Among the lines below, count those with "this". Give the total alone.
::::::::
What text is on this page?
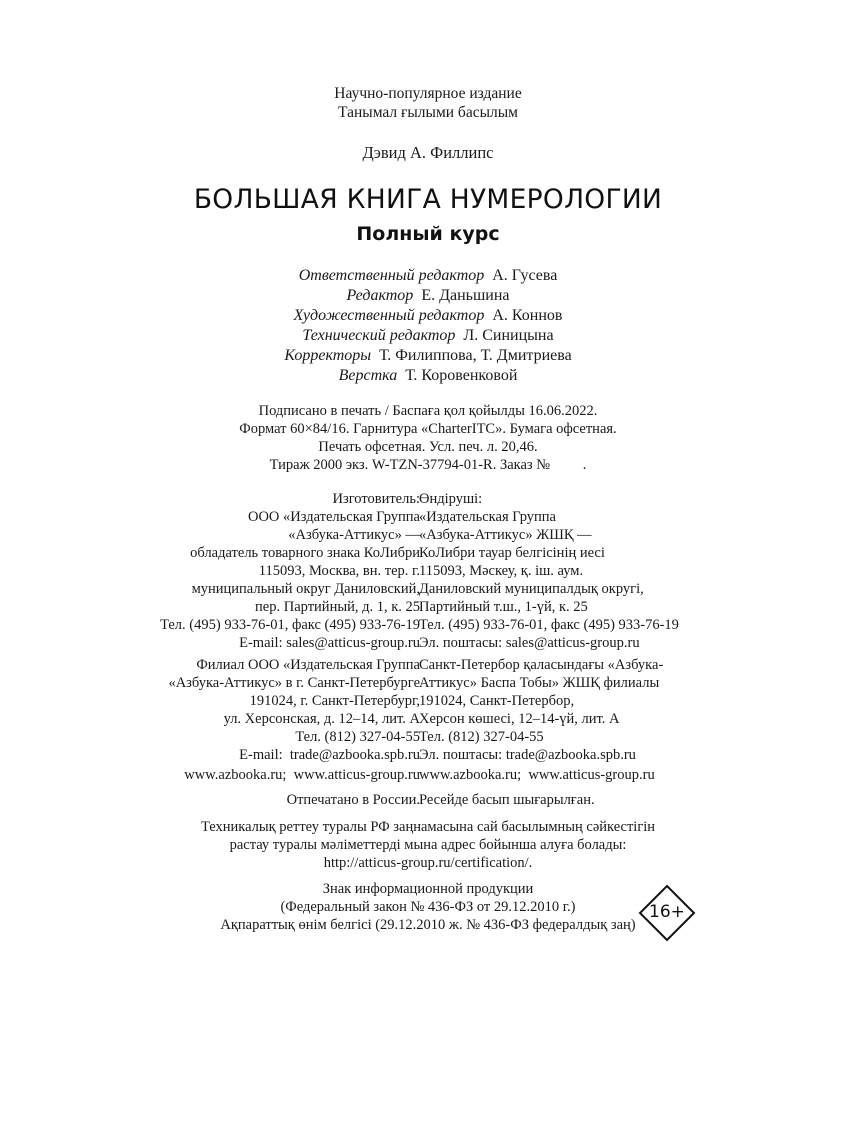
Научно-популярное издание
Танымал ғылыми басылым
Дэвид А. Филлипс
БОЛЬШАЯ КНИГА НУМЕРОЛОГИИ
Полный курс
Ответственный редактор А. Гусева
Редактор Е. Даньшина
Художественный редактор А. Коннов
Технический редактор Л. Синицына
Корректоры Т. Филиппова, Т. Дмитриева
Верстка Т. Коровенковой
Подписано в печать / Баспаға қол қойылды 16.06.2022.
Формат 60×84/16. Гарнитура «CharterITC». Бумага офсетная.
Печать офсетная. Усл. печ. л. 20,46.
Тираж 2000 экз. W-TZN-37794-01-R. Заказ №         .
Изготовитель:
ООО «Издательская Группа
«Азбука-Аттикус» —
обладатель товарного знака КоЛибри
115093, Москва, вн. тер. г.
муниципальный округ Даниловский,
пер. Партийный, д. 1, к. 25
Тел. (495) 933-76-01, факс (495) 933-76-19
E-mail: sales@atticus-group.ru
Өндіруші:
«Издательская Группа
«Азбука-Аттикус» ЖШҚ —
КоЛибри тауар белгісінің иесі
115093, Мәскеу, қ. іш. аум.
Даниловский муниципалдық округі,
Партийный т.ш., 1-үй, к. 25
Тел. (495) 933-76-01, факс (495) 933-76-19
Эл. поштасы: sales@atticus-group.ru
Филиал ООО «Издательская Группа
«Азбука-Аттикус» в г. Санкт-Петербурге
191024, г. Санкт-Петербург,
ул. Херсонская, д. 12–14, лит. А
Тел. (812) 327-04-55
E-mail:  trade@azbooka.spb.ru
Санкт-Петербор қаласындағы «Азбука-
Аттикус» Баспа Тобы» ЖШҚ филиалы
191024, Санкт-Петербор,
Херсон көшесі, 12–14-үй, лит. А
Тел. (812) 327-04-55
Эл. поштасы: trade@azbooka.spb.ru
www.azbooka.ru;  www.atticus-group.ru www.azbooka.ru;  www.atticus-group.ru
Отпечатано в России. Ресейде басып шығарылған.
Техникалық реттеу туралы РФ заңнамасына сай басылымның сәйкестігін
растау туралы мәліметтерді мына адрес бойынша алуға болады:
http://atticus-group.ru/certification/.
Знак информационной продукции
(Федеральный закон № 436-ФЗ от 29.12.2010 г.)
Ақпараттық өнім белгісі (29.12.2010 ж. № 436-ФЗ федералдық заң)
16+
::::::::
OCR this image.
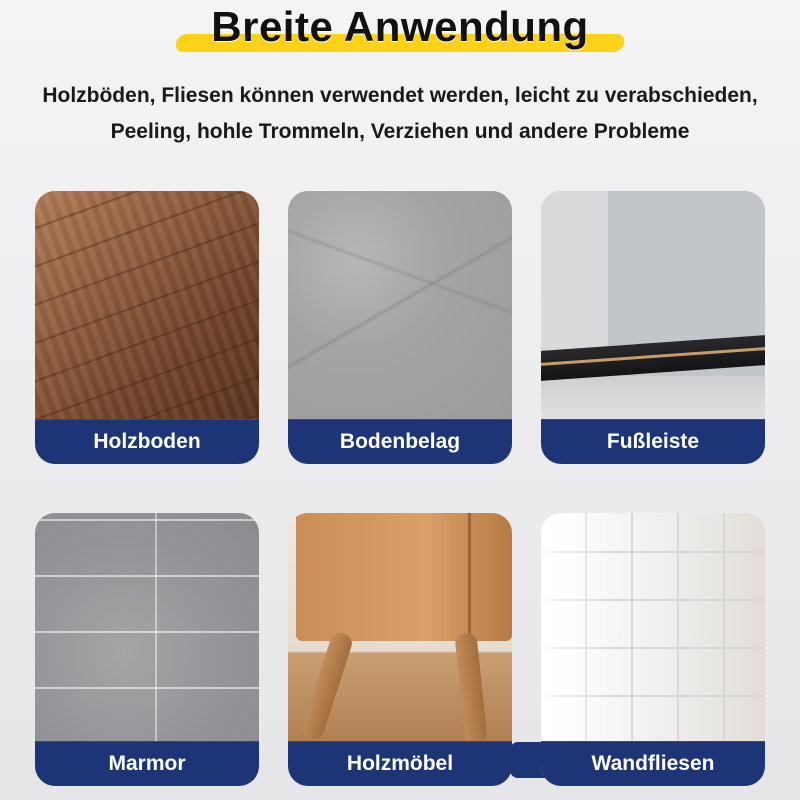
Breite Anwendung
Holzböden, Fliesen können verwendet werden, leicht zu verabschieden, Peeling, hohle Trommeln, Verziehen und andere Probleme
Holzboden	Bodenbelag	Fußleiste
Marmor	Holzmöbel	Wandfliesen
::::::::
## Output below
2